Short exercise
Repeat, exactly and completely, the entries shown underneath.

Extracts from a graphics dataset
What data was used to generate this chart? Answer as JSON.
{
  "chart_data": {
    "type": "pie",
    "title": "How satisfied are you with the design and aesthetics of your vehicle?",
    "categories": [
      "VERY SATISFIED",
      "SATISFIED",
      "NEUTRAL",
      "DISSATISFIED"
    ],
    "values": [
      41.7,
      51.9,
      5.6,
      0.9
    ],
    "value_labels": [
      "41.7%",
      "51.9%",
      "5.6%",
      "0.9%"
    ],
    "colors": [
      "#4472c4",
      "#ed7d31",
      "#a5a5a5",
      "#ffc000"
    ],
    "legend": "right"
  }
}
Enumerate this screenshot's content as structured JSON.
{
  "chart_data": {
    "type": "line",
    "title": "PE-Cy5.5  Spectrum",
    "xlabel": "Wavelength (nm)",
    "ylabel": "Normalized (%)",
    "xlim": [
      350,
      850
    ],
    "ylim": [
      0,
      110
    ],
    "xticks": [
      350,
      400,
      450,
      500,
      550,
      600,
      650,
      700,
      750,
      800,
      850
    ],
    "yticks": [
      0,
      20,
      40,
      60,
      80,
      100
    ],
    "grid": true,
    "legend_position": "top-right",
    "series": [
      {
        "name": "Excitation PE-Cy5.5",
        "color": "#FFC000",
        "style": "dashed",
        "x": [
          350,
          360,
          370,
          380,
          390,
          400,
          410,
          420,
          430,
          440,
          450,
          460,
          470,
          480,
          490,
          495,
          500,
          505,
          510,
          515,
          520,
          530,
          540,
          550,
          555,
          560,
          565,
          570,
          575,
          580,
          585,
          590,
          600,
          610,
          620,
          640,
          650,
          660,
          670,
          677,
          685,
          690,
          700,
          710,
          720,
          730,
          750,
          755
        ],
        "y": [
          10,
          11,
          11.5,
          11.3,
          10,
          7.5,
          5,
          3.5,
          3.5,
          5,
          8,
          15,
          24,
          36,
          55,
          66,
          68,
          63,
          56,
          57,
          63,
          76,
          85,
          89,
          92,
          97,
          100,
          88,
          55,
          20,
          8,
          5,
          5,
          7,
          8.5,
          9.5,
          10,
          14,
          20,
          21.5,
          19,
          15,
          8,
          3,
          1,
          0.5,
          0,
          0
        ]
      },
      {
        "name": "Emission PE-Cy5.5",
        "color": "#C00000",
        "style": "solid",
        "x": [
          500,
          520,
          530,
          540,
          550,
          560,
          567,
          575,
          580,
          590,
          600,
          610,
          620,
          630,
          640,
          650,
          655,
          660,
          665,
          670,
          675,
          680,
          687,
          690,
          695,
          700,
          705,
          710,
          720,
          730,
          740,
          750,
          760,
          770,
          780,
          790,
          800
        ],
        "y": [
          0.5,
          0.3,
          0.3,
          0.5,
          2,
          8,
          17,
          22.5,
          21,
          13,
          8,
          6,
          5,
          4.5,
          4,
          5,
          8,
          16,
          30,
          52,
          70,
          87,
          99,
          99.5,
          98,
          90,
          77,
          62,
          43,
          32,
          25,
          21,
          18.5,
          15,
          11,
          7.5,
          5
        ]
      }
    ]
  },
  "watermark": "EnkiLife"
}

Result of this task
What data was used to generate this chart? Answer as JSON.
{
  "chart_data": {
    "type": "pie",
    "title": "How satisfied are you with the design and aesthetics of your vehicle?",
    "categories": [
      "VERY SATISFIED",
      "SATISFIED",
      "NEUTRAL",
      "DISSATISFIED"
    ],
    "values": [
      41.7,
      51.9,
      5.6,
      0.9
    ],
    "value_labels": [
      "41.7%",
      "51.9%",
      "5.6%",
      "0.9%"
    ],
    "colors": [
      "#4472c4",
      "#ed7d31",
      "#a5a5a5",
      "#ffc000"
    ],
    "legend": "right"
  }
}
Enumerate this screenshot's content as structured JSON.
{
  "chart_data": {
    "type": "line",
    "title": "PE-Cy5.5  Spectrum",
    "xlabel": "Wavelength (nm)",
    "ylabel": "Normalized (%)",
    "xlim": [
      350,
      850
    ],
    "ylim": [
      0,
      110
    ],
    "xticks": [
      350,
      400,
      450,
      500,
      550,
      600,
      650,
      700,
      750,
      800,
      850
    ],
    "yticks": [
      0,
      20,
      40,
      60,
      80,
      100
    ],
    "grid": true,
    "legend_position": "top-right",
    "series": [
      {
        "name": "Excitation PE-Cy5.5",
        "color": "#FFC000",
        "style": "dashed",
        "x": [
          350,
          360,
          370,
          380,
          390,
          400,
          410,
          420,
          430,
          440,
          450,
          460,
          470,
          480,
          490,
          495,
          500,
          505,
          510,
          515,
          520,
          530,
          540,
          550,
          555,
          560,
          565,
          570,
          575,
          580,
          585,
          590,
          600,
          610,
          620,
          640,
          650,
          660,
          670,
          677,
          685,
          690,
          700,
          710,
          720,
          730,
          750,
          755
        ],
        "y": [
          10,
          11,
          11.5,
          11.3,
          10,
          7.5,
          5,
          3.5,
          3.5,
          5,
          8,
          15,
          24,
          36,
          55,
          66,
          68,
          63,
          56,
          57,
          63,
          76,
          85,
          89,
          92,
          97,
          100,
          88,
          55,
          20,
          8,
          5,
          5,
          7,
          8.5,
          9.5,
          10,
          14,
          20,
          21.5,
          19,
          15,
          8,
          3,
          1,
          0.5,
          0,
          0
        ]
      },
      {
        "name": "Emission PE-Cy5.5",
        "color": "#C00000",
        "style": "solid",
        "x": [
          500,
          520,
          530,
          540,
          550,
          560,
          567,
          575,
          580,
          590,
          600,
          610,
          620,
          630,
          640,
          650,
          655,
          660,
          665,
          670,
          675,
          680,
          687,
          690,
          695,
          700,
          705,
          710,
          720,
          730,
          740,
          750,
          760,
          770,
          780,
          790,
          800
        ],
        "y": [
          0.5,
          0.3,
          0.3,
          0.5,
          2,
          8,
          17,
          22.5,
          21,
          13,
          8,
          6,
          5,
          4.5,
          4,
          5,
          8,
          16,
          30,
          52,
          70,
          87,
          99,
          99.5,
          98,
          90,
          77,
          62,
          43,
          32,
          25,
          21,
          18.5,
          15,
          11,
          7.5,
          5
        ]
      }
    ]
  },
  "watermark": "EnkiLife"
}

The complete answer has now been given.